WHAT YOU NEED TO DO:
The records below need retyping in full; give them again exactly.

[Figure content listings]
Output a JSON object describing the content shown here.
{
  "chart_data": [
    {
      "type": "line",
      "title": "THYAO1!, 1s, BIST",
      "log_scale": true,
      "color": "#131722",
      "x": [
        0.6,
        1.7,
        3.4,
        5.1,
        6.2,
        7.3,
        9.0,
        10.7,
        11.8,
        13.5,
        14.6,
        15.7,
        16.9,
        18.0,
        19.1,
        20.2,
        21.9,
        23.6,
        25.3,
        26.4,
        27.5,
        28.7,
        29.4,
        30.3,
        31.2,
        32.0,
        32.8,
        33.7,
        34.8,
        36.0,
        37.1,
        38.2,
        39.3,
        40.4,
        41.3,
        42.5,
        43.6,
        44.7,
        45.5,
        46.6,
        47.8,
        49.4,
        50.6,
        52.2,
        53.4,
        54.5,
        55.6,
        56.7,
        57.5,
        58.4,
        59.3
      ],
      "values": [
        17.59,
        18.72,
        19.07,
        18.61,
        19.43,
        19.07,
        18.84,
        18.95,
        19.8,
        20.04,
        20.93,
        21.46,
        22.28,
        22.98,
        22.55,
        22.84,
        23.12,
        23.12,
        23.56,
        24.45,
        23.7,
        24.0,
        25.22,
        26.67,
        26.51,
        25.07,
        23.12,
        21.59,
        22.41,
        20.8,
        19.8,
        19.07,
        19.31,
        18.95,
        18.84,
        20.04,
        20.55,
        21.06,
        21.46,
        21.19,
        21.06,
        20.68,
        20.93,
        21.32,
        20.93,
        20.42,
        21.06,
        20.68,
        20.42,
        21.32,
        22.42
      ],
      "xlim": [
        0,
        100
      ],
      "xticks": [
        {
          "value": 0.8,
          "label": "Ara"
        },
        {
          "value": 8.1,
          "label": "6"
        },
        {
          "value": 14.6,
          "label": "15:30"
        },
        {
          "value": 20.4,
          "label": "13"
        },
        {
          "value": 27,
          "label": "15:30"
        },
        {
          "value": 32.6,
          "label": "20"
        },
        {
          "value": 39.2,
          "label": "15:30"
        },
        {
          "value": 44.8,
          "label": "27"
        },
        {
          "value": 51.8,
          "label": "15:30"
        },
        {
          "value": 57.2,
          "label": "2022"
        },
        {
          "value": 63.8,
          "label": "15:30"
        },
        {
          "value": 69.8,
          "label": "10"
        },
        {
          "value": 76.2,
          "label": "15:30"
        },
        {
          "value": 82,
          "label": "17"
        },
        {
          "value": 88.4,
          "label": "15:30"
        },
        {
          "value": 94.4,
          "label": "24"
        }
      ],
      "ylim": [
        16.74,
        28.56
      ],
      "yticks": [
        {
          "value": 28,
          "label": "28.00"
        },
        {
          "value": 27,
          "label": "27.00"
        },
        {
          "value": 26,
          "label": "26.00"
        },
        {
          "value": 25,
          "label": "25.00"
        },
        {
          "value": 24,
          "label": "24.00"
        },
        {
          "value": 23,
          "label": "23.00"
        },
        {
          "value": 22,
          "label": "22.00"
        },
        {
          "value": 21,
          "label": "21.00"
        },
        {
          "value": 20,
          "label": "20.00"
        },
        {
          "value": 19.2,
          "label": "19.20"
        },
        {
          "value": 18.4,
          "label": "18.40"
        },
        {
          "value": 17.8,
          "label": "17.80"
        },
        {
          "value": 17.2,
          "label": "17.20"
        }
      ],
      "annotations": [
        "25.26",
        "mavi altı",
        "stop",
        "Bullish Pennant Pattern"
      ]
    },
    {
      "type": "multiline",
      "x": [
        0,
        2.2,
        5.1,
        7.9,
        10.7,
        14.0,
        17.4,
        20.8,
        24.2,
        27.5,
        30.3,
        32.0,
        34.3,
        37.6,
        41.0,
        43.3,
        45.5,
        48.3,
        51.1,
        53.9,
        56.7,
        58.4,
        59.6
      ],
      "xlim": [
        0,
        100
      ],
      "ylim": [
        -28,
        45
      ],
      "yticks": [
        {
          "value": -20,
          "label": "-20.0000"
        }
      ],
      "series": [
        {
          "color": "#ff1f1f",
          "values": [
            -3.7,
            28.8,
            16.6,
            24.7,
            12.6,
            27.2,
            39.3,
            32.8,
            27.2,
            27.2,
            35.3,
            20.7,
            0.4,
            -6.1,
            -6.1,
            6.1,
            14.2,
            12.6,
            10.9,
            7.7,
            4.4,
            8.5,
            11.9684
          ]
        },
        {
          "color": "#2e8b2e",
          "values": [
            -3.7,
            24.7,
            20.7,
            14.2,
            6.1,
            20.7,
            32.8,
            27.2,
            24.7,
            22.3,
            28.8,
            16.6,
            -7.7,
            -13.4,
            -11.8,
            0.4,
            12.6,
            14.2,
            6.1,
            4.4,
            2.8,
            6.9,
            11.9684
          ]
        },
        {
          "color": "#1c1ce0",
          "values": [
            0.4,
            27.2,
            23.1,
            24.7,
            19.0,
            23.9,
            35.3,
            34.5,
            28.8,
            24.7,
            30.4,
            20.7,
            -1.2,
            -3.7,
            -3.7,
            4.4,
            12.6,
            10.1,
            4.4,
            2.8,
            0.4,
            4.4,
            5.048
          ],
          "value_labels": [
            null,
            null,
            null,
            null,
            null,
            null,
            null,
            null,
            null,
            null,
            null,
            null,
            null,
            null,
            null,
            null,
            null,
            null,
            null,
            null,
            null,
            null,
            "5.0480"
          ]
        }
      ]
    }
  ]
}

REPLY:
Output a JSON object describing the content shown here.
{
  "chart_data": [
    {
      "type": "line",
      "title": "THYAO1!, 1s, BIST",
      "log_scale": true,
      "color": "#131722",
      "x": [
        0.6,
        1.7,
        3.4,
        5.1,
        6.2,
        7.3,
        9.0,
        10.7,
        11.8,
        13.5,
        14.6,
        15.7,
        16.9,
        18.0,
        19.1,
        20.2,
        21.9,
        23.6,
        25.3,
        26.4,
        27.5,
        28.7,
        29.4,
        30.3,
        31.2,
        32.0,
        32.8,
        33.7,
        34.8,
        36.0,
        37.1,
        38.2,
        39.3,
        40.4,
        41.3,
        42.5,
        43.6,
        44.7,
        45.5,
        46.6,
        47.8,
        49.4,
        50.6,
        52.2,
        53.4,
        54.5,
        55.6,
        56.7,
        57.5,
        58.4,
        59.3
      ],
      "values": [
        17.59,
        18.72,
        19.07,
        18.61,
        19.43,
        19.07,
        18.84,
        18.95,
        19.8,
        20.04,
        20.93,
        21.46,
        22.28,
        22.98,
        22.55,
        22.84,
        23.12,
        23.12,
        23.56,
        24.45,
        23.7,
        24.0,
        25.22,
        26.67,
        26.51,
        25.07,
        23.12,
        21.59,
        22.41,
        20.8,
        19.8,
        19.07,
        19.31,
        18.95,
        18.84,
        20.04,
        20.55,
        21.06,
        21.46,
        21.19,
        21.06,
        20.68,
        20.93,
        21.32,
        20.93,
        20.42,
        21.06,
        20.68,
        20.42,
        21.32,
        22.42
      ],
      "xlim": [
        0,
        100
      ],
      "xticks": [
        {
          "value": 0.8,
          "label": "Ara"
        },
        {
          "value": 8.1,
          "label": "6"
        },
        {
          "value": 14.6,
          "label": "15:30"
        },
        {
          "value": 20.4,
          "label": "13"
        },
        {
          "value": 27,
          "label": "15:30"
        },
        {
          "value": 32.6,
          "label": "20"
        },
        {
          "value": 39.2,
          "label": "15:30"
        },
        {
          "value": 44.8,
          "label": "27"
        },
        {
          "value": 51.8,
          "label": "15:30"
        },
        {
          "value": 57.2,
          "label": "2022"
        },
        {
          "value": 63.8,
          "label": "15:30"
        },
        {
          "value": 69.8,
          "label": "10"
        },
        {
          "value": 76.2,
          "label": "15:30"
        },
        {
          "value": 82,
          "label": "17"
        },
        {
          "value": 88.4,
          "label": "15:30"
        },
        {
          "value": 94.4,
          "label": "24"
        }
      ],
      "ylim": [
        16.74,
        28.56
      ],
      "yticks": [
        {
          "value": 28,
          "label": "28.00"
        },
        {
          "value": 27,
          "label": "27.00"
        },
        {
          "value": 26,
          "label": "26.00"
        },
        {
          "value": 25,
          "label": "25.00"
        },
        {
          "value": 24,
          "label": "24.00"
        },
        {
          "value": 23,
          "label": "23.00"
        },
        {
          "value": 22,
          "label": "22.00"
        },
        {
          "value": 21,
          "label": "21.00"
        },
        {
          "value": 20,
          "label": "20.00"
        },
        {
          "value": 19.2,
          "label": "19.20"
        },
        {
          "value": 18.4,
          "label": "18.40"
        },
        {
          "value": 17.8,
          "label": "17.80"
        },
        {
          "value": 17.2,
          "label": "17.20"
        }
      ],
      "annotations": [
        "25.26",
        "mavi altı",
        "stop",
        "Bullish Pennant Pattern"
      ]
    },
    {
      "type": "multiline",
      "x": [
        0,
        2.2,
        5.1,
        7.9,
        10.7,
        14.0,
        17.4,
        20.8,
        24.2,
        27.5,
        30.3,
        32.0,
        34.3,
        37.6,
        41.0,
        43.3,
        45.5,
        48.3,
        51.1,
        53.9,
        56.7,
        58.4,
        59.6
      ],
      "xlim": [
        0,
        100
      ],
      "ylim": [
        -28,
        45
      ],
      "yticks": [
        {
          "value": -20,
          "label": "-20.0000"
        }
      ],
      "series": [
        {
          "color": "#ff1f1f",
          "values": [
            -3.7,
            28.8,
            16.6,
            24.7,
            12.6,
            27.2,
            39.3,
            32.8,
            27.2,
            27.2,
            35.3,
            20.7,
            0.4,
            -6.1,
            -6.1,
            6.1,
            14.2,
            12.6,
            10.9,
            7.7,
            4.4,
            8.5,
            11.9684
          ]
        },
        {
          "color": "#2e8b2e",
          "values": [
            -3.7,
            24.7,
            20.7,
            14.2,
            6.1,
            20.7,
            32.8,
            27.2,
            24.7,
            22.3,
            28.8,
            16.6,
            -7.7,
            -13.4,
            -11.8,
            0.4,
            12.6,
            14.2,
            6.1,
            4.4,
            2.8,
            6.9,
            11.9684
          ]
        },
        {
          "color": "#1c1ce0",
          "values": [
            0.4,
            27.2,
            23.1,
            24.7,
            19.0,
            23.9,
            35.3,
            34.5,
            28.8,
            24.7,
            30.4,
            20.7,
            -1.2,
            -3.7,
            -3.7,
            4.4,
            12.6,
            10.1,
            4.4,
            2.8,
            0.4,
            4.4,
            5.048
          ],
          "value_labels": [
            null,
            null,
            null,
            null,
            null,
            null,
            null,
            null,
            null,
            null,
            null,
            null,
            null,
            null,
            null,
            null,
            null,
            null,
            null,
            null,
            null,
            null,
            "5.0480"
          ]
        }
      ]
    }
  ]
}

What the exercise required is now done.